• [TASK DETAILS]: Omit the images, then print each record below exactly as it reads.

• [EXTRACTED ENTRIES]:

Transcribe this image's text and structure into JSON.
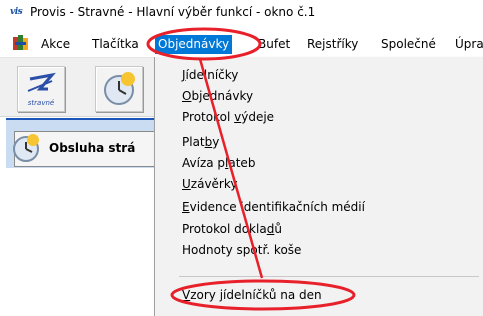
{
  "window": {
    "icon_text": "vis",
    "title": "Provis - Stravné - Hlavní výběr funkcí - okno č.1"
  },
  "menubar": {
    "items": [
      {
        "label": "Akce"
      },
      {
        "label": "Tlačítka"
      },
      {
        "label": "Objednávky"
      },
      {
        "label": "Bufet"
      },
      {
        "label": "Rejstříky"
      },
      {
        "label": "Společné"
      },
      {
        "label": "Úpra"
      }
    ],
    "active_color": "#0078d7"
  },
  "toolbar": {
    "buttons": [
      {
        "icon": "stravne-icon",
        "caption": "stravné"
      },
      {
        "icon": "clock-icon"
      }
    ]
  },
  "panel": {
    "label": "Obsluha strá"
  },
  "dropdown": {
    "items": [
      {
        "pre": "",
        "ul": "J",
        "post": "ídelníčky"
      },
      {
        "pre": "",
        "ul": "O",
        "post": "bjednávky"
      },
      {
        "pre": "Protokol ",
        "ul": "v",
        "post": "ýdeje"
      },
      {
        "pre": "Plat",
        "ul": "b",
        "post": "y"
      },
      {
        "pre": "Avíza p",
        "ul": "l",
        "post": "ateb"
      },
      {
        "pre": "",
        "ul": "U",
        "post": "závěrky"
      },
      {
        "pre": "",
        "ul": "E",
        "post": "vidence identifikačních médií"
      },
      {
        "pre": "Protokol dokla",
        "ul": "d",
        "post": "ů"
      },
      {
        "pre": "Hodnoty spotř. koše",
        "ul": "",
        "post": ""
      },
      {
        "pre": "",
        "ul": "V",
        "post": "zory jídelníčků na den"
      }
    ]
  },
  "annotation": {
    "color": "#e8202a"
  }
}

• [COMPLETED TASK]:
Transcribe this image's text and structure into JSON.
{
  "window": {
    "icon_text": "vis",
    "title": "Provis - Stravné - Hlavní výběr funkcí - okno č.1"
  },
  "menubar": {
    "items": [
      {
        "label": "Akce"
      },
      {
        "label": "Tlačítka"
      },
      {
        "label": "Objednávky"
      },
      {
        "label": "Bufet"
      },
      {
        "label": "Rejstříky"
      },
      {
        "label": "Společné"
      },
      {
        "label": "Úpra"
      }
    ],
    "active_color": "#0078d7"
  },
  "toolbar": {
    "buttons": [
      {
        "icon": "stravne-icon",
        "caption": "stravné"
      },
      {
        "icon": "clock-icon"
      }
    ]
  },
  "panel": {
    "label": "Obsluha strá"
  },
  "dropdown": {
    "items": [
      {
        "pre": "",
        "ul": "J",
        "post": "ídelníčky"
      },
      {
        "pre": "",
        "ul": "O",
        "post": "bjednávky"
      },
      {
        "pre": "Protokol ",
        "ul": "v",
        "post": "ýdeje"
      },
      {
        "pre": "Plat",
        "ul": "b",
        "post": "y"
      },
      {
        "pre": "Avíza p",
        "ul": "l",
        "post": "ateb"
      },
      {
        "pre": "",
        "ul": "U",
        "post": "závěrky"
      },
      {
        "pre": "",
        "ul": "E",
        "post": "vidence identifikačních médií"
      },
      {
        "pre": "Protokol dokla",
        "ul": "d",
        "post": "ů"
      },
      {
        "pre": "Hodnoty spotř. koše",
        "ul": "",
        "post": ""
      },
      {
        "pre": "",
        "ul": "V",
        "post": "zory jídelníčků na den"
      }
    ]
  },
  "annotation": {
    "color": "#e8202a"
  }
}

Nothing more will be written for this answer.